* [Listing]:
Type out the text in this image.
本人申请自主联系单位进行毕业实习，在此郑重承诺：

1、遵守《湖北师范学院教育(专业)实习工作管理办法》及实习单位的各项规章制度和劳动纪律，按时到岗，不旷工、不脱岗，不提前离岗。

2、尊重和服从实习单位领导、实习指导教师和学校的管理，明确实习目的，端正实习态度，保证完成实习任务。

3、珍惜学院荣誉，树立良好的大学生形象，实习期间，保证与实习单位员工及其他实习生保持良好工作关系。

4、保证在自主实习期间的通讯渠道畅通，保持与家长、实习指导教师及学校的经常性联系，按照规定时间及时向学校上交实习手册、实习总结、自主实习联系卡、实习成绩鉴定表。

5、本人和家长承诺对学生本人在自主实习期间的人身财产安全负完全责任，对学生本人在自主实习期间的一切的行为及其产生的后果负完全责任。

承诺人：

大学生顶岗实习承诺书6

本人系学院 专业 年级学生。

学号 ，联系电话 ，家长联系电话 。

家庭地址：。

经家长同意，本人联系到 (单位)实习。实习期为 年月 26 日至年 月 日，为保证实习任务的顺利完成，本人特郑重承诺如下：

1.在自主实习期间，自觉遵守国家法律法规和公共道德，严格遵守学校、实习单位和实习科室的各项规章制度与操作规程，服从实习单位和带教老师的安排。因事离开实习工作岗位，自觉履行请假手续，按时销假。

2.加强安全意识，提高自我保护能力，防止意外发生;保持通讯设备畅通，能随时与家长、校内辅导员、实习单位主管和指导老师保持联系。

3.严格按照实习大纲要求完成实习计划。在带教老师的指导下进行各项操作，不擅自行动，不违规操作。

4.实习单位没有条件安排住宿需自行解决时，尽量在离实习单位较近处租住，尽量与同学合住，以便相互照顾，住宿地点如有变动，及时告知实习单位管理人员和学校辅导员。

* [Required task]:
Quote all the records exactly, please, leaving none out.

* [Solution for this problem]:
Type out the text in this image.
本人申请自主联系单位进行毕业实习，在此郑重承诺：

1、遵守《湖北师范学院教育(专业)实习工作管理办法》及实习单位的各项规章制度和劳动纪律，按时到岗，不旷工、不脱岗，不提前离岗。

2、尊重和服从实习单位领导、实习指导教师和学校的管理，明确实习目的，端正实习态度，保证完成实习任务。

3、珍惜学院荣誉，树立良好的大学生形象，实习期间，保证与实习单位员工及其他实习生保持良好工作关系。

4、保证在自主实习期间的通讯渠道畅通，保持与家长、实习指导教师及学校的经常性联系，按照规定时间及时向学校上交实习手册、实习总结、自主实习联系卡、实习成绩鉴定表。

5、本人和家长承诺对学生本人在自主实习期间的人身财产安全负完全责任，对学生本人在自主实习期间的一切的行为及其产生的后果负完全责任。

承诺人：

大学生顶岗实习承诺书6

本人系学院 专业 年级学生。

学号 ，联系电话 ，家长联系电话 。

家庭地址：。

经家长同意，本人联系到 (单位)实习。实习期为 年月 26 日至年 月 日，为保证实习任务的顺利完成，本人特郑重承诺如下：

1.在自主实习期间，自觉遵守国家法律法规和公共道德，严格遵守学校、实习单位和实习科室的各项规章制度与操作规程，服从实习单位和带教老师的安排。因事离开实习工作岗位，自觉履行请假手续，按时销假。

2.加强安全意识，提高自我保护能力，防止意外发生;保持通讯设备畅通，能随时与家长、校内辅导员、实习单位主管和指导老师保持联系。

3.严格按照实习大纲要求完成实习计划。在带教老师的指导下进行各项操作，不擅自行动，不违规操作。

4.实习单位没有条件安排住宿需自行解决时，尽量在离实习单位较近处租住，尽量与同学合住，以便相互照顾，住宿地点如有变动，及时告知实习单位管理人员和学校辅导员。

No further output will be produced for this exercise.